GOAL:
Check every line of the data below for the string "value", and copy the ones that hold it.
>>>>
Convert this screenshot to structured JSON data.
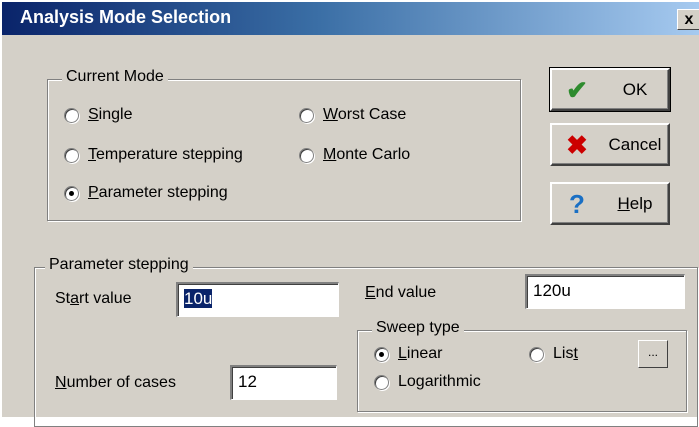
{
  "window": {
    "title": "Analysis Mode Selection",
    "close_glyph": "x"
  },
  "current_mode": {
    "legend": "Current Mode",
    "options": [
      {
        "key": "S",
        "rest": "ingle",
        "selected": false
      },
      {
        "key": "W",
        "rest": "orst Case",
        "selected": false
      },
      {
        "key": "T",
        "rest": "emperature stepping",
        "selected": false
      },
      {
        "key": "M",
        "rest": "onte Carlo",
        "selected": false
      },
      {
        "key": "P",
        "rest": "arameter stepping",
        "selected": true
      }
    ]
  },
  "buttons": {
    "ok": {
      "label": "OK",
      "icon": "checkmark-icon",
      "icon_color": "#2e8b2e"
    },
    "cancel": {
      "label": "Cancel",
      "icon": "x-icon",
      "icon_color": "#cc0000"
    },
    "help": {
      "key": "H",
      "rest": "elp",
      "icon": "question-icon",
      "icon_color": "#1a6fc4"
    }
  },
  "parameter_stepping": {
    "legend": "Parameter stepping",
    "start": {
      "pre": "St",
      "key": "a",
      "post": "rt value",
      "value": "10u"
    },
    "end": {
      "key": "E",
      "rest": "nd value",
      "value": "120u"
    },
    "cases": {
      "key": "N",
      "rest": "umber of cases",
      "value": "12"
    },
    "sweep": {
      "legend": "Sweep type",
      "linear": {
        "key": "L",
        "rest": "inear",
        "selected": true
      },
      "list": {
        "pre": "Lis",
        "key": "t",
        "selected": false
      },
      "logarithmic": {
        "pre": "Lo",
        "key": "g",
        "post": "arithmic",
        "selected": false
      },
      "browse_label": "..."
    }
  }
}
<<<<
TASK ANSWER:
      "post": "rt value",
      "value": "10u"
      "rest": "nd value",
      "value": "120u"
      "value": "12"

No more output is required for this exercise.